Write out the data below in full, unchanged, minus the images.

>> BEGIN Data supplied

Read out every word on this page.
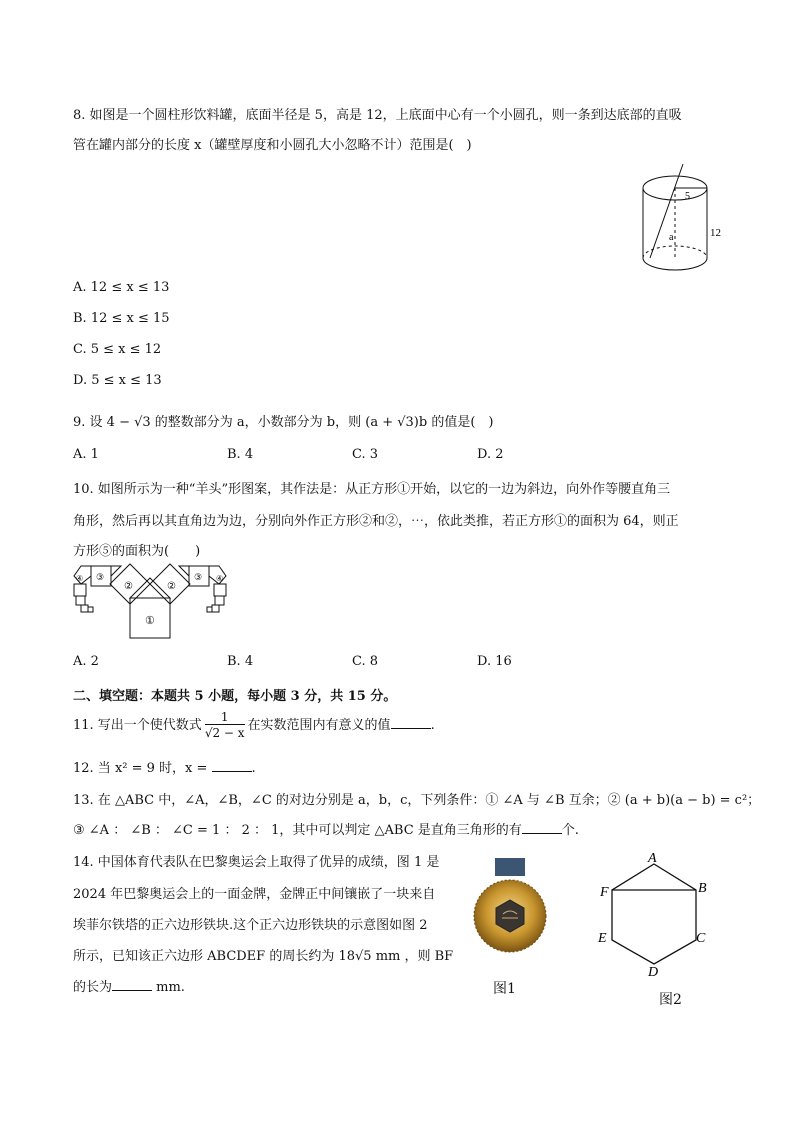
8. 如图是一个圆柱形饮料罐，底面半径是 5，高是 12，上底面中心有一个小圆孔，则一条到达底部的直吸
管在罐内部分的长度 x（罐壁厚度和小圆孔大小忽略不计）范围是(　)
5
a	12
A. 12 ≤ x ≤ 13
B. 12 ≤ x ≤ 15
C. 5 ≤ x ≤ 12
D. 5 ≤ x ≤ 13
9. 设 4 − √3 的整数部分为 a，小数部分为 b，则 (a + √3)b 的值是(　)
A. 1	B. 4	C. 3	D. 2
10. 如图所示为一种“羊头”形图案，其作法是：从正方形①开始，以它的一边为斜边，向外作等腰直角三
角形，然后再以其直角边为边，分别向外作正方形②和②，⋯，依此类推，若正方形①的面积为 64，则正
方形⑤的面积为(　　)
①
②	②
③	③
④	④
A. 2	B. 4	C. 8	D. 16
二、填空题：本题共 5 小题，每小题 3 分，共 15 分。
11. 写出一个使代数式 $\frac{1}{√2 - x}$ 在实数范围内有意义的值	.
12. 当 x² = 9 时，x =	.
13. 在 △ABC 中，∠A，∠B，∠C 的对边分别是 a，b，c，下列条件：① ∠A 与 ∠B 互余；② (a + b)(a − b) = c²；
③ ∠A ： ∠B ： ∠C = 1 ： 2 ： 1，其中可以判定 △ABC 是直角三角形的有	个.
14. 中国体育代表队在巴黎奥运会上取得了优异的成绩，图 1 是
2024 年巴黎奥运会上的一面金牌，金牌正中间镶嵌了一块来自
埃菲尔铁塔的正六边形铁块.这个正六边形铁块的示意图如图 2
所示，已知该正六边形 ABCDEF 的周长约为 18√5 mm ，则 BF
的长为	mm.	图1
A
B
C
D
E
F
图2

>> END Data supplied

» **Completed exercise**
Read out every word on this page.
8. 如图是一个圆柱形饮料罐，底面半径是 5，高是 12，上底面中心有一个小圆孔，则一条到达底部的直吸
管在罐内部分的长度 x（罐壁厚度和小圆孔大小忽略不计）范围是(　)
5
a	12
A. 12 ≤ x ≤ 13
B. 12 ≤ x ≤ 15
C. 5 ≤ x ≤ 12
D. 5 ≤ x ≤ 13
9. 设 4 − √3 的整数部分为 a，小数部分为 b，则 (a + √3)b 的值是(　)
A. 1	B. 4	C. 3	D. 2
10. 如图所示为一种“羊头”形图案，其作法是：从正方形①开始，以它的一边为斜边，向外作等腰直角三
角形，然后再以其直角边为边，分别向外作正方形②和②，⋯，依此类推，若正方形①的面积为 64，则正
方形⑤的面积为(　　)
①
②	②
③	③
④	④
A. 2	B. 4	C. 8	D. 16
二、填空题：本题共 5 小题，每小题 3 分，共 15 分。
11. 写出一个使代数式 $\frac{1}{√2 - x}$ 在实数范围内有意义的值	.
12. 当 x² = 9 时，x =	.
13. 在 △ABC 中，∠A，∠B，∠C 的对边分别是 a，b，c，下列条件：① ∠A 与 ∠B 互余；② (a + b)(a − b) = c²；
③ ∠A ： ∠B ： ∠C = 1 ： 2 ： 1，其中可以判定 △ABC 是直角三角形的有	个.
14. 中国体育代表队在巴黎奥运会上取得了优异的成绩，图 1 是
2024 年巴黎奥运会上的一面金牌，金牌正中间镶嵌了一块来自
埃菲尔铁塔的正六边形铁块.这个正六边形铁块的示意图如图 2
所示，已知该正六边形 ABCDEF 的周长约为 18√5 mm ，则 BF
的长为	mm.	图1
A
B
C
D
E
F
图2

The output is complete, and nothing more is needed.